■ DIRECTIVE
Set down every record once more, exactly as given.

■ INPUT MATERIAL

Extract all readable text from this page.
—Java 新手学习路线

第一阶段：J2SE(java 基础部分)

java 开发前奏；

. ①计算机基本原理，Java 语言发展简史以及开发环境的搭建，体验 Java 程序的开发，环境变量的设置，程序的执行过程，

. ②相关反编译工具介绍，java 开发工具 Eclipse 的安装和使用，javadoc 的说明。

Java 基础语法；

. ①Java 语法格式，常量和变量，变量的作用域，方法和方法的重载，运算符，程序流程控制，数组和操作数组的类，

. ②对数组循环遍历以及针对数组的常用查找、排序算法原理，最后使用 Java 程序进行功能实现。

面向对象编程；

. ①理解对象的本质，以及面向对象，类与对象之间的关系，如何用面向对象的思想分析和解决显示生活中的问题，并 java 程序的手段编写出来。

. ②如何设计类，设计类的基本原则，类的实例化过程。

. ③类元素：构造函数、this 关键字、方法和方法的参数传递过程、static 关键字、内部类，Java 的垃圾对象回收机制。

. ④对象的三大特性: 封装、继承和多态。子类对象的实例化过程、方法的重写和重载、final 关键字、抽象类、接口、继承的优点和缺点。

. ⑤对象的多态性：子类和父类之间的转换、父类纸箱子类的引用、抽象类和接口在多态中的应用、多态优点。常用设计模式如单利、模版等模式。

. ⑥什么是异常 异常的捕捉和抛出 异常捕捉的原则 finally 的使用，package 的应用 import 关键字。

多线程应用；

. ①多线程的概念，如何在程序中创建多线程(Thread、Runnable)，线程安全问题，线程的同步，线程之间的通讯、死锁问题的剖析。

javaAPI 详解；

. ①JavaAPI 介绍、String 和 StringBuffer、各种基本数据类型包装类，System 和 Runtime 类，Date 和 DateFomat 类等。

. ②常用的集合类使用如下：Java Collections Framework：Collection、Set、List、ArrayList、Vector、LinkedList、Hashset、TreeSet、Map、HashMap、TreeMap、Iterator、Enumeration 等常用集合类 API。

■ PROBLEM SOLUTION
Extract all readable text from this page.
—Java 新手学习路线

第一阶段：J2SE(java 基础部分)

java 开发前奏；

. ①计算机基本原理，Java 语言发展简史以及开发环境的搭建，体验 Java 程序的开发，环境变量的设置，程序的执行过程，

. ②相关反编译工具介绍，java 开发工具 Eclipse 的安装和使用，javadoc 的说明。

Java 基础语法；

. ①Java 语法格式，常量和变量，变量的作用域，方法和方法的重载，运算符，程序流程控制，数组和操作数组的类，

. ②对数组循环遍历以及针对数组的常用查找、排序算法原理，最后使用 Java 程序进行功能实现。

面向对象编程；

. ①理解对象的本质，以及面向对象，类与对象之间的关系，如何用面向对象的思想分析和解决显示生活中的问题，并 java 程序的手段编写出来。

. ②如何设计类，设计类的基本原则，类的实例化过程。

. ③类元素：构造函数、this 关键字、方法和方法的参数传递过程、static 关键字、内部类，Java 的垃圾对象回收机制。

. ④对象的三大特性: 封装、继承和多态。子类对象的实例化过程、方法的重写和重载、final 关键字、抽象类、接口、继承的优点和缺点。

. ⑤对象的多态性：子类和父类之间的转换、父类纸箱子类的引用、抽象类和接口在多态中的应用、多态优点。常用设计模式如单利、模版等模式。

. ⑥什么是异常 异常的捕捉和抛出 异常捕捉的原则 finally 的使用，package 的应用 import 关键字。

多线程应用；

. ①多线程的概念，如何在程序中创建多线程(Thread、Runnable)，线程安全问题，线程的同步，线程之间的通讯、死锁问题的剖析。

javaAPI 详解；

. ①JavaAPI 介绍、String 和 StringBuffer、各种基本数据类型包装类，System 和 Runtime 类，Date 和 DateFomat 类等。

. ②常用的集合类使用如下：Java Collections Framework：Collection、Set、List、ArrayList、Vector、LinkedList、Hashset、TreeSet、Map、HashMap、TreeMap、Iterator、Enumeration 等常用集合类 API。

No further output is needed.